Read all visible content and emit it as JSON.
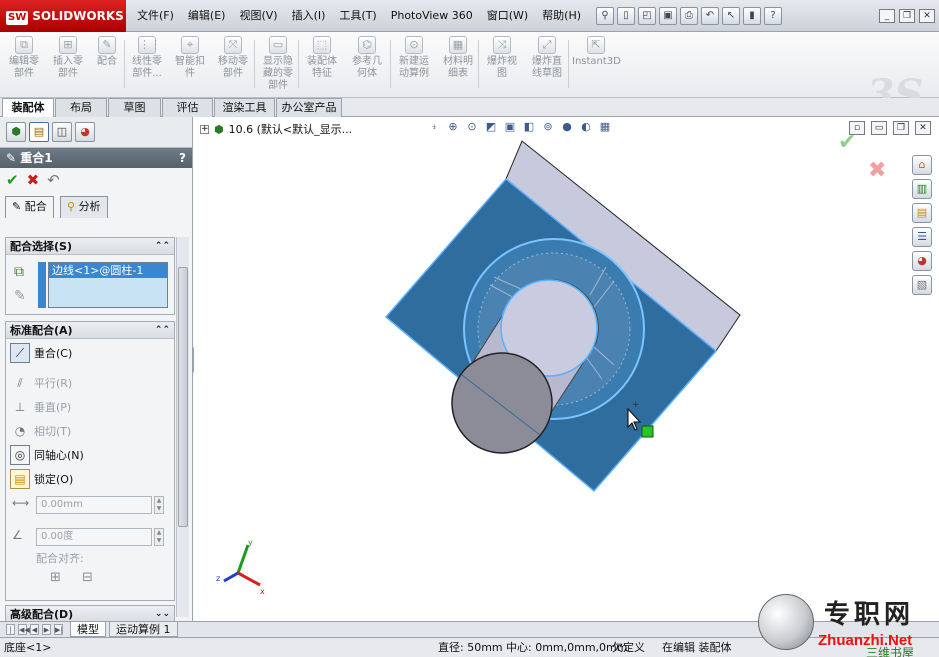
{
  "app": {
    "name": "SOLIDWORKS",
    "badge": "SW"
  },
  "menu": [
    "文件(F)",
    "编辑(E)",
    "视图(V)",
    "插入(I)",
    "工具(T)",
    "PhotoView 360",
    "窗口(W)",
    "帮助(H)"
  ],
  "quickbar_icons": [
    "pin-icon",
    "new-icon",
    "open-icon",
    "save-icon",
    "print-icon",
    "undo-icon",
    "select-icon",
    "rebuild-icon",
    "options-icon"
  ],
  "commands": [
    {
      "label": "编辑零\n部件",
      "icon": "edit-component-icon"
    },
    {
      "label": "插入零\n部件",
      "icon": "insert-component-icon"
    },
    {
      "label": "配合",
      "icon": "mate-icon"
    },
    {
      "label": "线性零\n部件...",
      "icon": "linear-pattern-icon"
    },
    {
      "label": "智能扣\n件",
      "icon": "smart-fastener-icon"
    },
    {
      "label": "移动零\n部件",
      "icon": "move-component-icon"
    },
    {
      "label": "显示隐\n藏的零\n部件",
      "icon": "show-hidden-icon"
    },
    {
      "label": "装配体\n特征",
      "icon": "assembly-feature-icon"
    },
    {
      "label": "参考几\n何体",
      "icon": "reference-geometry-icon"
    },
    {
      "label": "新建运\n动算例",
      "icon": "motion-study-icon"
    },
    {
      "label": "材料明\n细表",
      "icon": "bom-icon"
    },
    {
      "label": "爆炸视\n图",
      "icon": "exploded-view-icon"
    },
    {
      "label": "爆炸直\n线草图",
      "icon": "explode-line-icon"
    },
    {
      "label": "Instant3D",
      "icon": "instant3d-icon"
    }
  ],
  "tabs": [
    "装配体",
    "布局",
    "草图",
    "评估",
    "渲染工具",
    "办公室产品"
  ],
  "panel": {
    "title": "重合1",
    "help": "?",
    "subtabs": [
      "配合",
      "分析"
    ],
    "mate_selections": {
      "title": "配合选择(S)",
      "items": [
        "边线<1>@圆柱-1"
      ]
    },
    "standard_mates": {
      "title": "标准配合(A)",
      "options": [
        {
          "label": "重合(C)",
          "icon": "coincident-icon",
          "active": true,
          "enabled": true
        },
        {
          "label": "平行(R)",
          "icon": "parallel-icon",
          "active": false,
          "enabled": false
        },
        {
          "label": "垂直(P)",
          "icon": "perpendicular-icon",
          "active": false,
          "enabled": false
        },
        {
          "label": "相切(T)",
          "icon": "tangent-icon",
          "active": false,
          "enabled": false
        },
        {
          "label": "同轴心(N)",
          "icon": "concentric-icon",
          "active": false,
          "enabled": true
        },
        {
          "label": "锁定(O)",
          "icon": "lock-icon",
          "active": false,
          "enabled": true
        }
      ],
      "distance": "0.00mm",
      "angle": "0.00度",
      "alignment_label": "配合对齐:"
    },
    "advanced_title": "高级配合(D)"
  },
  "tree": {
    "root_label": "10.6  (默认<默认_显示..."
  },
  "bottom_tabs": [
    "模型",
    "运动算例 1"
  ],
  "status": {
    "left": "底座<1>",
    "diameter": "直径: 50mm",
    "center": "中心: 0mm,0mm,0mm",
    "underdefined": "欠定义",
    "editing": "在编辑 装配体"
  },
  "watermark": {
    "cn": "专职网",
    "en": "Zhuanzhi.Net",
    "sub": "三维书屋"
  },
  "colors": {
    "face_blue": "#2f6d9e",
    "face_edge": "#5ab0ff",
    "box_top": "#c7c9dc",
    "accept": "#1f9e1f",
    "cancel": "#d82020"
  },
  "triad": {
    "x": "x",
    "y": "y",
    "z": "z"
  }
}
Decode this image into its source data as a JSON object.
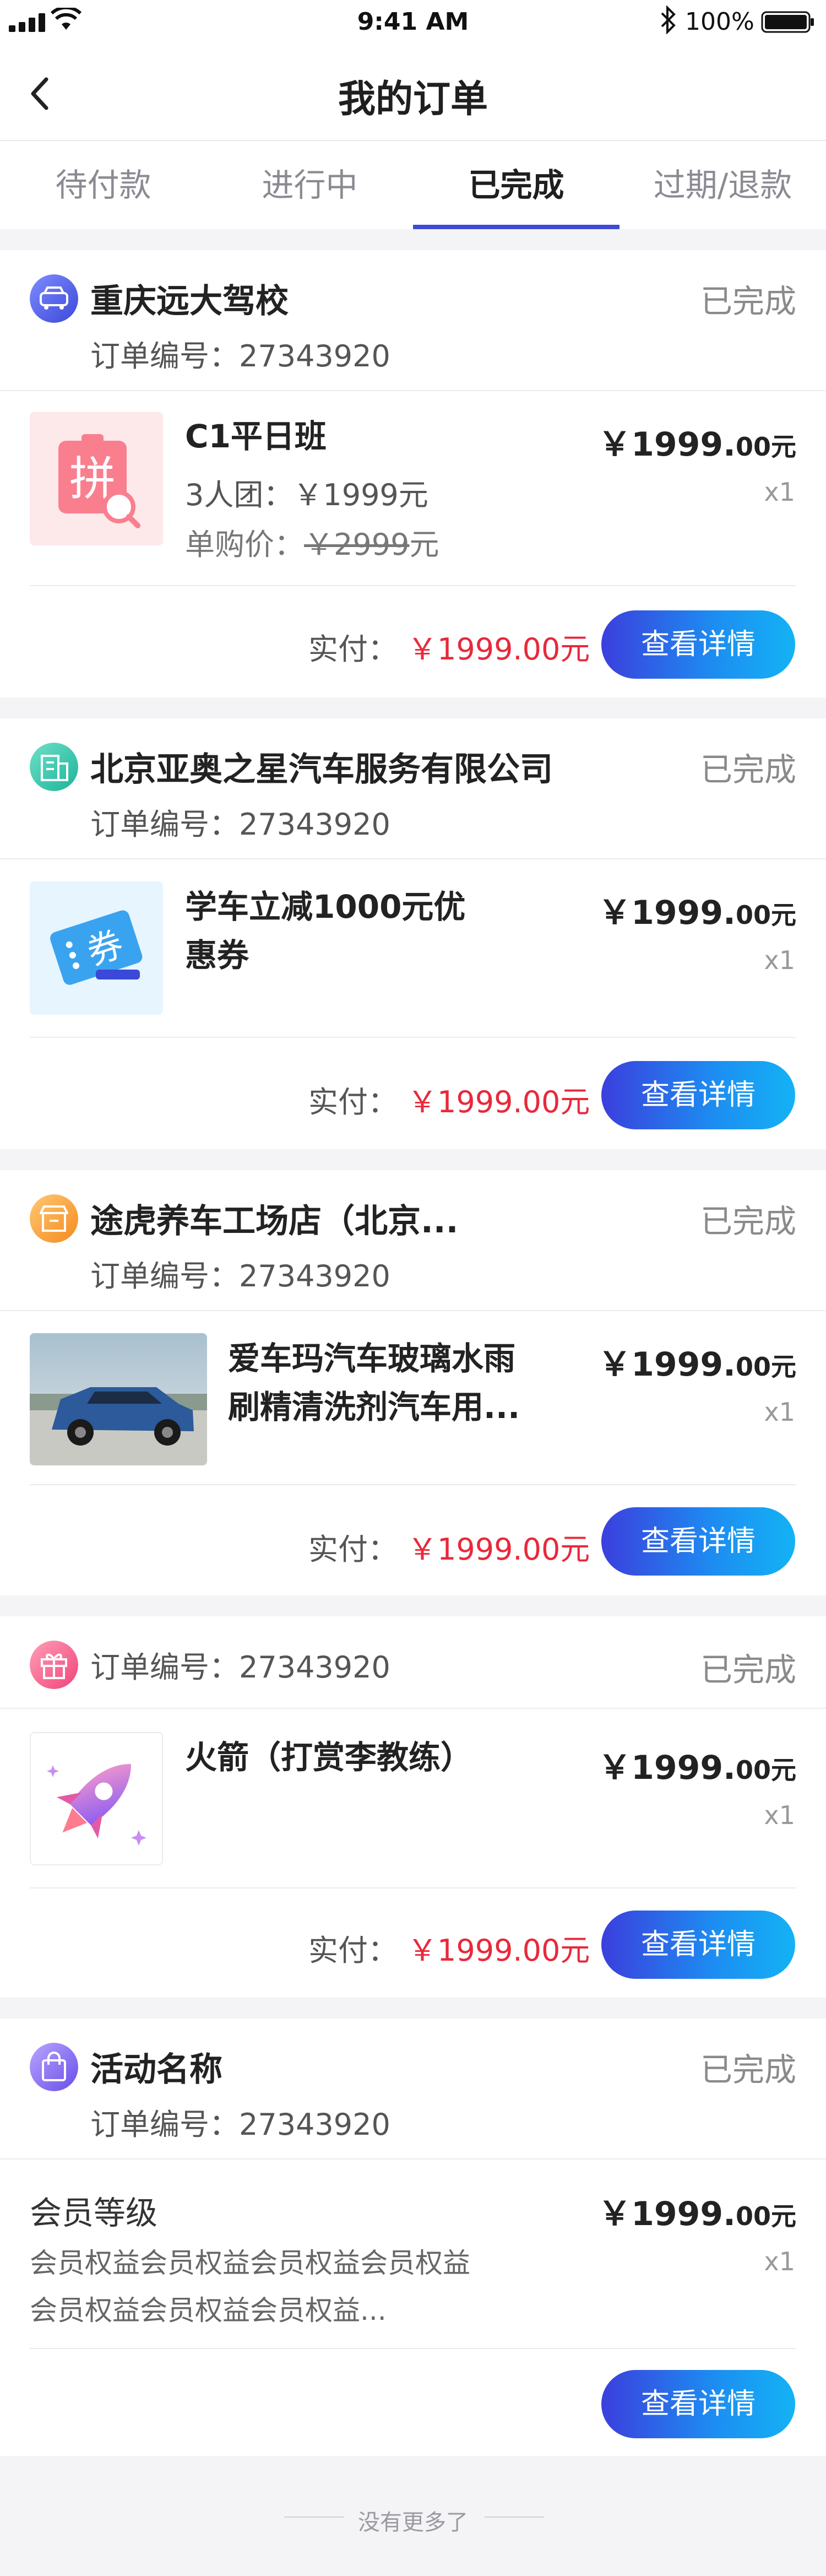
{
  "statusbar": {
    "time": "9:41 AM",
    "battery": "100%"
  },
  "nav": {
    "title": "我的订单"
  },
  "tabs": [
    {
      "label": "待付款"
    },
    {
      "label": "进行中"
    },
    {
      "label": "已完成",
      "active": true
    },
    {
      "label": "过期/退款"
    }
  ],
  "orders": [
    {
      "shop": "重庆远大驾校",
      "order_no": "订单编号：27343920",
      "status": "已完成",
      "item_title": "C1平日班",
      "group_price": "3人团：￥1999元",
      "single_price_label": "单购价：",
      "single_price_original": "￥2999",
      "single_price_unit": "元",
      "thumb_text": "拼",
      "price_main": "￥1999.",
      "price_cents": "00元",
      "qty": "x1",
      "paid_label": "实付：",
      "paid_value": "￥1999.00元",
      "button": "查看详情"
    },
    {
      "shop": "北京亚奥之星汽车服务有限公司",
      "order_no": "订单编号：27343920",
      "status": "已完成",
      "item_title_line1": "学车立减1000元优",
      "item_title_line2": "惠券",
      "thumb_text": "券",
      "price_main": "￥1999.",
      "price_cents": "00元",
      "qty": "x1",
      "paid_label": "实付：",
      "paid_value": "￥1999.00元",
      "button": "查看详情"
    },
    {
      "shop": "途虎养车工场店（北京...",
      "order_no": "订单编号：27343920",
      "status": "已完成",
      "item_title_line1": "爱车玛汽车玻璃水雨",
      "item_title_line2": "刷精清洗剂汽车用...",
      "price_main": "￥1999.",
      "price_cents": "00元",
      "qty": "x1",
      "paid_label": "实付：",
      "paid_value": "￥1999.00元",
      "button": "查看详情"
    },
    {
      "order_no": "订单编号：27343920",
      "status": "已完成",
      "item_title": "火箭（打赏李教练）",
      "price_main": "￥1999.",
      "price_cents": "00元",
      "qty": "x1",
      "paid_label": "实付：",
      "paid_value": "￥1999.00元",
      "button": "查看详情"
    },
    {
      "shop": "活动名称",
      "order_no": "订单编号：27343920",
      "status": "已完成",
      "item_title": "会员等级",
      "desc_line1": "会员权益会员权益会员权益会员权益",
      "desc_line2": "会员权益会员权益会员权益...",
      "price_main": "￥1999.",
      "price_cents": "00元",
      "qty": "x1",
      "button": "查看详情"
    }
  ],
  "footer": {
    "text": "没有更多了"
  },
  "colors": {
    "accent": "#3f4ad6",
    "price_red": "#e8293b",
    "button_gradient_start": "#3b3fdd",
    "button_gradient_end": "#14b2f5"
  }
}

Task description >>
In the entries above, find each line with the word "JSON" and show it.

Complete output >>
Read all visible content and emit it as JSON.
Decode this image into its source data as a JSON object.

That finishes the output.